Sort through the data and copy the lines holding the word "Aprendizaje".

Supplied records:
◆ ◆ ◆ ◆ ◆ ◆ ◆

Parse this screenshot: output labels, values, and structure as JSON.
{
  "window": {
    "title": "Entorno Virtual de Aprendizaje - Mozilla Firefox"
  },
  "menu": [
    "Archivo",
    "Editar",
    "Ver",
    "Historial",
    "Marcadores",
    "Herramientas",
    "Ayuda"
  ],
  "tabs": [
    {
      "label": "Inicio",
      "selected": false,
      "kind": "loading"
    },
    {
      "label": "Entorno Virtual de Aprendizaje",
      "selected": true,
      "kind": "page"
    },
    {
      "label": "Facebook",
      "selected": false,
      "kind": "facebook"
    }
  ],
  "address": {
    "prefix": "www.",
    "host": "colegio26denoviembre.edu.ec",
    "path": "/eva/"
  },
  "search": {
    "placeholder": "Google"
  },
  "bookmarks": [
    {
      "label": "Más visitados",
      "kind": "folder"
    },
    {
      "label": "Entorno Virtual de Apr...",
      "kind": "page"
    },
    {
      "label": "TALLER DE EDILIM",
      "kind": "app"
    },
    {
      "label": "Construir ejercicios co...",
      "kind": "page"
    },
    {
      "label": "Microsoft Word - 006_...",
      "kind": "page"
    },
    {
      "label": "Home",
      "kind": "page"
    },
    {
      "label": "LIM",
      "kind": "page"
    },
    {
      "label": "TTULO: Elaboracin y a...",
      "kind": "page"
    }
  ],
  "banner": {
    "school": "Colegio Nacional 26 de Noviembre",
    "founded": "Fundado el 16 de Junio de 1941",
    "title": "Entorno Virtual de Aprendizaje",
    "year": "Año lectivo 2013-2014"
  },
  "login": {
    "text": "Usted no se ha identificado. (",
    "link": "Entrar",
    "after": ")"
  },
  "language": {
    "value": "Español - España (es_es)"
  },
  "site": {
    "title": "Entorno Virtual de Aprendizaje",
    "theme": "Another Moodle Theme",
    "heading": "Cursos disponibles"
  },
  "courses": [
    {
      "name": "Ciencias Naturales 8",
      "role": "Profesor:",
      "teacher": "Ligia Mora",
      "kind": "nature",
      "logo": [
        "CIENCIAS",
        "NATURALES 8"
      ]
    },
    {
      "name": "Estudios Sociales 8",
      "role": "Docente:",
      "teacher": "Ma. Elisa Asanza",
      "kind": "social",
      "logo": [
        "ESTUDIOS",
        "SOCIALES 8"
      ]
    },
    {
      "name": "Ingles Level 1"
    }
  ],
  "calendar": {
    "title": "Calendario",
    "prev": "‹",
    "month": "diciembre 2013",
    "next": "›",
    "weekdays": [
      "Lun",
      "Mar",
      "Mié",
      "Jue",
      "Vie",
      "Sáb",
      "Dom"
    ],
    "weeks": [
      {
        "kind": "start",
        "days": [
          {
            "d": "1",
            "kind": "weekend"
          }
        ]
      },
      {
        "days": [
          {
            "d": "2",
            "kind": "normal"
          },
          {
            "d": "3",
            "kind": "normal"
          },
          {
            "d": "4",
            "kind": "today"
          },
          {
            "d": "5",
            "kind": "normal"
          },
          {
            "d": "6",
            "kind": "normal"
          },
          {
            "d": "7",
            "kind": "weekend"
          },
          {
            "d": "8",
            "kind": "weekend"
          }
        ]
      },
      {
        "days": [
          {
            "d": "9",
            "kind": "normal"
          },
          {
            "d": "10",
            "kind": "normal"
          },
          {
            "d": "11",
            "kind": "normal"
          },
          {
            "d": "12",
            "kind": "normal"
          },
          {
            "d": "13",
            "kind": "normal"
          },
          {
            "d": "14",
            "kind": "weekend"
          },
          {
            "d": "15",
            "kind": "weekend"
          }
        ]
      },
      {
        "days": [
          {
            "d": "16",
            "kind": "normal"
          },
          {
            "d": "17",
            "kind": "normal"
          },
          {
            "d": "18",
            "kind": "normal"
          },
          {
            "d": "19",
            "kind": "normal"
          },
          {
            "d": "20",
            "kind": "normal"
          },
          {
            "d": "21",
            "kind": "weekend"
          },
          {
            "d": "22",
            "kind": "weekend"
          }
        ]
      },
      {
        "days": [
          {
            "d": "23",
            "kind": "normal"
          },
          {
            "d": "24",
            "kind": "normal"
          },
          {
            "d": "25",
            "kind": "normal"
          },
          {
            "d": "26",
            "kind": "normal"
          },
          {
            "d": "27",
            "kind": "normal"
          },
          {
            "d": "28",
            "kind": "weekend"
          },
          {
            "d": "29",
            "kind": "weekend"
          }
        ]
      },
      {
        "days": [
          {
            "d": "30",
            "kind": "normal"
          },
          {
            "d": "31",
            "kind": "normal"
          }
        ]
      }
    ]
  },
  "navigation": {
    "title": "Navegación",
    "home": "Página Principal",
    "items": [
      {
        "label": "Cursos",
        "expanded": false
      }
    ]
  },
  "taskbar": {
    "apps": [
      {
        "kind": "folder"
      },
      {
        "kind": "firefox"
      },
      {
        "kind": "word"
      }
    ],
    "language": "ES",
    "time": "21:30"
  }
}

◆ ◆ ◆ ◆ ◆ ◆ ◆

Complete response:
    "title": "Entorno Virtual de Aprendizaje - Mozilla Firefox"
      "label": "Entorno Virtual de Aprendizaje",
    "title": "Entorno Virtual de Aprendizaje",
    "title": "Entorno Virtual de Aprendizaje",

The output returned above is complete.